= Instructions to follow =
Without skipping anything, write out each record below exactly.

= Records shown =

########

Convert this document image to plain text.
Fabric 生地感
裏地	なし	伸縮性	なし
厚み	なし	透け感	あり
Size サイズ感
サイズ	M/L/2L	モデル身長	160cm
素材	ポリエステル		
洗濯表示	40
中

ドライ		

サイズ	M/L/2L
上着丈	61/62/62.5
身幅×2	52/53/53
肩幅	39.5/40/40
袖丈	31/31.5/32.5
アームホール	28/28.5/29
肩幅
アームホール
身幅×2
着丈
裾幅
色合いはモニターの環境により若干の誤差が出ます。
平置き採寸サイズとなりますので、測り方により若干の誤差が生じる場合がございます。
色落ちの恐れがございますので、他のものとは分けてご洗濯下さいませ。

########

= Complete answer =
Convert this document image to plain text.
Fabric 生地感
裏地	なし	伸縮性	なし
厚み	なし	透け感	あり
Size サイズ感
サイズ	M/L/2L	モデル身長	160cm
素材	ポリエステル		
洗濯表示	40
中

ドライ		

サイズ	M/L/2L
上着丈	61/62/62.5
身幅×2	52/53/53
肩幅	39.5/40/40
袖丈	31/31.5/32.5
アームホール	28/28.5/29
肩幅
アームホール
身幅×2
着丈
裾幅
色合いはモニターの環境により若干の誤差が出ます。
平置き採寸サイズとなりますので、測り方により若干の誤差が生じる場合がございます。
色落ちの恐れがございますので、他のものとは分けてご洗濯下さいませ。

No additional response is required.